● **What the task asks**:
Select the lines below containing the word "JSON".

— Start The records —

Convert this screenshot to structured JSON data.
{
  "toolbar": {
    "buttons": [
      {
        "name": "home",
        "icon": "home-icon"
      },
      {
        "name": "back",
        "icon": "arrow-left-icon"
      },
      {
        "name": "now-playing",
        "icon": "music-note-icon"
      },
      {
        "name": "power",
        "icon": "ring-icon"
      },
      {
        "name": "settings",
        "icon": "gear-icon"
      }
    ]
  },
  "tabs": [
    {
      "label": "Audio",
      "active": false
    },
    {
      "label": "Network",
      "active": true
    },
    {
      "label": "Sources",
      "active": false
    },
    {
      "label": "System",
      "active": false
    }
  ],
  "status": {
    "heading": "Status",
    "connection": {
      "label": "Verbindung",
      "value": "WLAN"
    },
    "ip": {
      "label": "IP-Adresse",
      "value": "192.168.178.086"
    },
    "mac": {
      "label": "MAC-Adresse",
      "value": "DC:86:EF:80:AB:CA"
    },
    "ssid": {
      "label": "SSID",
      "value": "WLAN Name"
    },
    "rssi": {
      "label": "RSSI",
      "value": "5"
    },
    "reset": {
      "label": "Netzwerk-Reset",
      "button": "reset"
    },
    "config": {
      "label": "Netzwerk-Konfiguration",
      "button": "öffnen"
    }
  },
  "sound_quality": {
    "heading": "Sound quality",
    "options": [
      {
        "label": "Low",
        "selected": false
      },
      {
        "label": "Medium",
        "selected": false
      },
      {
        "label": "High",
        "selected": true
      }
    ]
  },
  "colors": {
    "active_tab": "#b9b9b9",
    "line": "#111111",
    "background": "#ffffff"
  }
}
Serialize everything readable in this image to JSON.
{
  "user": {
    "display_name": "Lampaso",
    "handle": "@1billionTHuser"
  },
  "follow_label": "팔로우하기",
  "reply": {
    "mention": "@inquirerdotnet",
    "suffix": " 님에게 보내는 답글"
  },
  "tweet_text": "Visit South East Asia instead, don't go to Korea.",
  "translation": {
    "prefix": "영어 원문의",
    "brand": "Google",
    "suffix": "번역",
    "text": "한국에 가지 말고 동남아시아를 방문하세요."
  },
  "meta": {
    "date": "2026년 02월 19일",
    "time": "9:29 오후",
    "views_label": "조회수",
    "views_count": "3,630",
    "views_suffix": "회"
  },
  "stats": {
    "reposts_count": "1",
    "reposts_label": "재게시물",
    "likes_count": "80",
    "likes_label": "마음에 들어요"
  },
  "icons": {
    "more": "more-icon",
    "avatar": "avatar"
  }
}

— End The records —

● **Response below**:
Convert this screenshot to structured JSON data.
Serialize everything readable in this image to JSON.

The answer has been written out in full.